[Dataset items]
====
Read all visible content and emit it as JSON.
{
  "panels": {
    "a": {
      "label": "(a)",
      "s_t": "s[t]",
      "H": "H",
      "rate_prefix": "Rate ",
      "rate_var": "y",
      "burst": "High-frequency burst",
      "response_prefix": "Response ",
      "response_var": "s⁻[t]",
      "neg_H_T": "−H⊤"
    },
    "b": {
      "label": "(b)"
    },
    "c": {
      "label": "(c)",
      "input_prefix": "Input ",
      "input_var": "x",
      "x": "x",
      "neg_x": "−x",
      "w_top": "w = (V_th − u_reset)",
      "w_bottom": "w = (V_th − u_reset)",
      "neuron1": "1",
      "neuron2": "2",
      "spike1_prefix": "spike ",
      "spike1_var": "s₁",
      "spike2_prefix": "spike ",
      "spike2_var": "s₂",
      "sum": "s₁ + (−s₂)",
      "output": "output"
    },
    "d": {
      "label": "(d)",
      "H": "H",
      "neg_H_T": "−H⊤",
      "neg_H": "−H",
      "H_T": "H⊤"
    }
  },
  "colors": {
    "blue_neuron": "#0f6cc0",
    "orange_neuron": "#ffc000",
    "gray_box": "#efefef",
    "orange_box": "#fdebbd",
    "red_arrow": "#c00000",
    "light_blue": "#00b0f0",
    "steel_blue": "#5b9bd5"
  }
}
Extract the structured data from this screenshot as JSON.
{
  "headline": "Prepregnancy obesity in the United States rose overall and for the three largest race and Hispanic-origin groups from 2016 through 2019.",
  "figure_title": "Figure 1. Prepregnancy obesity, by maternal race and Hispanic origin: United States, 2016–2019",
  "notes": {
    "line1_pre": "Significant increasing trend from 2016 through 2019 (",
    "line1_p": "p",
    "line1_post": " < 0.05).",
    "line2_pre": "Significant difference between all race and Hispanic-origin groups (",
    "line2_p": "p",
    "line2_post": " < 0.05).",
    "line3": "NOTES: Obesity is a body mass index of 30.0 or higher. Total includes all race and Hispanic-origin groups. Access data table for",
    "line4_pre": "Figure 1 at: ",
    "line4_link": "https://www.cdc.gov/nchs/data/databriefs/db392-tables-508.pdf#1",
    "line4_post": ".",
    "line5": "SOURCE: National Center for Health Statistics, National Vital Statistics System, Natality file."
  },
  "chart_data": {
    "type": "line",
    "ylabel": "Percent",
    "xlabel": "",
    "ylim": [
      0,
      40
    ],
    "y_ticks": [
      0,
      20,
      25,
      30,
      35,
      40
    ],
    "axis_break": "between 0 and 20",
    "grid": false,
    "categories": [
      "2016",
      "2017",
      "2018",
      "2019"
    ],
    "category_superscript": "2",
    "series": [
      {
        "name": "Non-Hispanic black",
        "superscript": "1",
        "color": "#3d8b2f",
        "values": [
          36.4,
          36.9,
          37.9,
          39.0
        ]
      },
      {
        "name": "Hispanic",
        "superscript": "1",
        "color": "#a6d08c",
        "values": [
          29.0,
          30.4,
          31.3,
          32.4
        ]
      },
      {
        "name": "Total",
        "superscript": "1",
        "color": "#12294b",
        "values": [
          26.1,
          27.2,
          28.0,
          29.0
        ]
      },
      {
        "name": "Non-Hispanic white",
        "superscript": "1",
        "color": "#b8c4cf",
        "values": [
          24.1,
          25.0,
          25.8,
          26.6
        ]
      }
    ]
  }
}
====
→ Exercise
Pick out every line with the string "through" and copy it.

→ The result
  "headline": "Prepregnancy obesity in the United States rose overall and for the three largest race and Hispanic-origin groups from 2016 through 2019.",
    "line1_pre": "Significant increasing trend from 2016 through 2019 (",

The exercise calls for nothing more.